[Stored data entries]
* * * * *

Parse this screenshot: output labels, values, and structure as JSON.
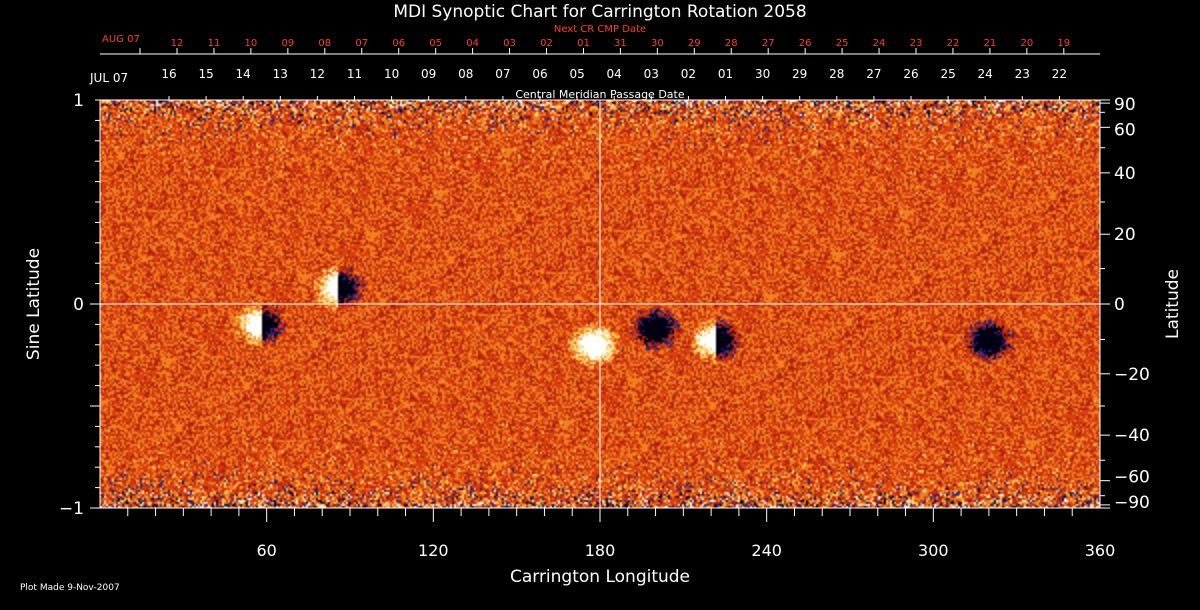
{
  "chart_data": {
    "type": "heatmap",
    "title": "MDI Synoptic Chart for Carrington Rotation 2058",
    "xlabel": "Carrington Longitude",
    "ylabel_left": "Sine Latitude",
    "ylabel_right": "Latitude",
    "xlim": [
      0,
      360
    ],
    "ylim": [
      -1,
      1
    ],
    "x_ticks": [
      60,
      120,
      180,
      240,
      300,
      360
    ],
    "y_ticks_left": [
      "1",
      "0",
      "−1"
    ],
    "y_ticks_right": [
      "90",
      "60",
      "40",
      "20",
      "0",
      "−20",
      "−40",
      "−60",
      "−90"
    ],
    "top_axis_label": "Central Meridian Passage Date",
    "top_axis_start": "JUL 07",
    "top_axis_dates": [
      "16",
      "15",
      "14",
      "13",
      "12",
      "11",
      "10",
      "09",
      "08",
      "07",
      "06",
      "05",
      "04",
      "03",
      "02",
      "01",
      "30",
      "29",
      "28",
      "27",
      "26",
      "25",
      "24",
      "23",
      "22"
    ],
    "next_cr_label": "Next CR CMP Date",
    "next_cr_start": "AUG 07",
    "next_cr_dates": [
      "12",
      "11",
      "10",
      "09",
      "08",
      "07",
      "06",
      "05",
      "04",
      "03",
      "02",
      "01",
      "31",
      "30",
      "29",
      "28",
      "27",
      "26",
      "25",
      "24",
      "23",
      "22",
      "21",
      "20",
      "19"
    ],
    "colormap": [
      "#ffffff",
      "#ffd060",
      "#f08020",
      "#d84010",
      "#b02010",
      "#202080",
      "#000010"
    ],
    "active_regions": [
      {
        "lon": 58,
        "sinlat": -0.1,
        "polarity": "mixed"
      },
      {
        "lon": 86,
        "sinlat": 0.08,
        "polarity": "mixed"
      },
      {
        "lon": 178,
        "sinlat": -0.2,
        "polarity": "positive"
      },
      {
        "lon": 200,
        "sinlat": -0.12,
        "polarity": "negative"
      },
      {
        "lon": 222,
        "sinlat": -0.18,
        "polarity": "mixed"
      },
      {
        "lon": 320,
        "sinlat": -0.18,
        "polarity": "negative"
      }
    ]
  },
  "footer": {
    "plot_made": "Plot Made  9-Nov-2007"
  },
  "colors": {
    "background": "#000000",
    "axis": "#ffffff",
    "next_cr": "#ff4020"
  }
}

* * * * *

Show the lines from the data above that contain the string "Carrington".

    "title": "MDI Synoptic Chart for Carrington Rotation 2058",
    "xlabel": "Carrington Longitude",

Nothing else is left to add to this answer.